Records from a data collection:
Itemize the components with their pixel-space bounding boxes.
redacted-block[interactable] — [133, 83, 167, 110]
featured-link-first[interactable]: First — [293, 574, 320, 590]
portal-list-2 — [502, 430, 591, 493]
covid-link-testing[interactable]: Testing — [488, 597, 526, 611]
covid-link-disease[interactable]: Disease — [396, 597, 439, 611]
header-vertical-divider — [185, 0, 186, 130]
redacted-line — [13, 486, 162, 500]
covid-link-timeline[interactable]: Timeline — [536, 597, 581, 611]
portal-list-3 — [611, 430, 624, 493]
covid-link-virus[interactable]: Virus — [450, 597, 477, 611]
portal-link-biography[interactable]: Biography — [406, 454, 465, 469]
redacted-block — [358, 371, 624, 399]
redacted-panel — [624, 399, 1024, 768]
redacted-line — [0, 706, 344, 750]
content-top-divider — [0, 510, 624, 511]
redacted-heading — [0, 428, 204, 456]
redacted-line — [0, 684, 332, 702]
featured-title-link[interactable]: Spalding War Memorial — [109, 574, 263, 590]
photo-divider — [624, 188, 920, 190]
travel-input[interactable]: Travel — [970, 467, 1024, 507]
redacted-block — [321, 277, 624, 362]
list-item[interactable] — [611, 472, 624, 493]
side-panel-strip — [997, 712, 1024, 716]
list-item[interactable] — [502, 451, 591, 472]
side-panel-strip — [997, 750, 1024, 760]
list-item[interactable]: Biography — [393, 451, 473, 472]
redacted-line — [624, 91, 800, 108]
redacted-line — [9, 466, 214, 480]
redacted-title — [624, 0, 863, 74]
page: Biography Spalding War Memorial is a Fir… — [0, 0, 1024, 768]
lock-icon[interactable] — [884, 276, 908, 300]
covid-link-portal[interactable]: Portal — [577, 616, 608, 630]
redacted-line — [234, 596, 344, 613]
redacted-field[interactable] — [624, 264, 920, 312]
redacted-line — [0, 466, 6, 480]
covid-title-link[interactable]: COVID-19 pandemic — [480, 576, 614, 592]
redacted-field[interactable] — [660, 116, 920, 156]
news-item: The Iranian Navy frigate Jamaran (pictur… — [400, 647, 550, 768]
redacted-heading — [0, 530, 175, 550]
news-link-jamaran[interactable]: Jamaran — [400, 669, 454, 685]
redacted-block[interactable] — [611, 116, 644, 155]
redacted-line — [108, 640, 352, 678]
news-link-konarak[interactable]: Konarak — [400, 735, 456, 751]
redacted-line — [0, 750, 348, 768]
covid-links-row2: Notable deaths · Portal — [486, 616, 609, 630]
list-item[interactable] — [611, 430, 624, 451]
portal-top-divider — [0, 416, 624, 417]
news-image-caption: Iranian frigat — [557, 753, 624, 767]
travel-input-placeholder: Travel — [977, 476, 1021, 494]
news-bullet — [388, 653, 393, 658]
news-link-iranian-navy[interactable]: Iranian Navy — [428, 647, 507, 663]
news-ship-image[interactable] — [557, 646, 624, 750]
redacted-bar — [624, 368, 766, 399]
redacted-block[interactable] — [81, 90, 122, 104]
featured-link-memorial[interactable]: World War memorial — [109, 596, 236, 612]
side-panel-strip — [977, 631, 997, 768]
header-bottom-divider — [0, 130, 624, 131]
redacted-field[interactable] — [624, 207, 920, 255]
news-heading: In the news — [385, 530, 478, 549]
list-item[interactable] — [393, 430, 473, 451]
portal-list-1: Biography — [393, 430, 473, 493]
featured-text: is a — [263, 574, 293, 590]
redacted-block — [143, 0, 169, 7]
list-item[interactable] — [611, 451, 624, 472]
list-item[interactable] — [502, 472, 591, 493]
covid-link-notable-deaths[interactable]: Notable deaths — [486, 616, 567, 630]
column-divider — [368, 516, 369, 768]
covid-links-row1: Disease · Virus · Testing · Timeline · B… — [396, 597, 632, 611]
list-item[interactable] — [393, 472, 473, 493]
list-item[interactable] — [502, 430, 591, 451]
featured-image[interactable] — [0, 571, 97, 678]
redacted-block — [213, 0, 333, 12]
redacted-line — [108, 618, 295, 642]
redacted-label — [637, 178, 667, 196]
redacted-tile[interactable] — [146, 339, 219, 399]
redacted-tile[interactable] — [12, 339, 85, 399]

**EXERCISE PROMPT**
Extract all lines of the records above that include "divider".

**SOLUTION TO THIS PROBLEM**
header-vertical-divider — [185, 0, 186, 130]
content-top-divider — [0, 510, 624, 511]
photo-divider — [624, 188, 920, 190]
portal-top-divider — [0, 416, 624, 417]
header-bottom-divider — [0, 130, 624, 131]
column-divider — [368, 516, 369, 768]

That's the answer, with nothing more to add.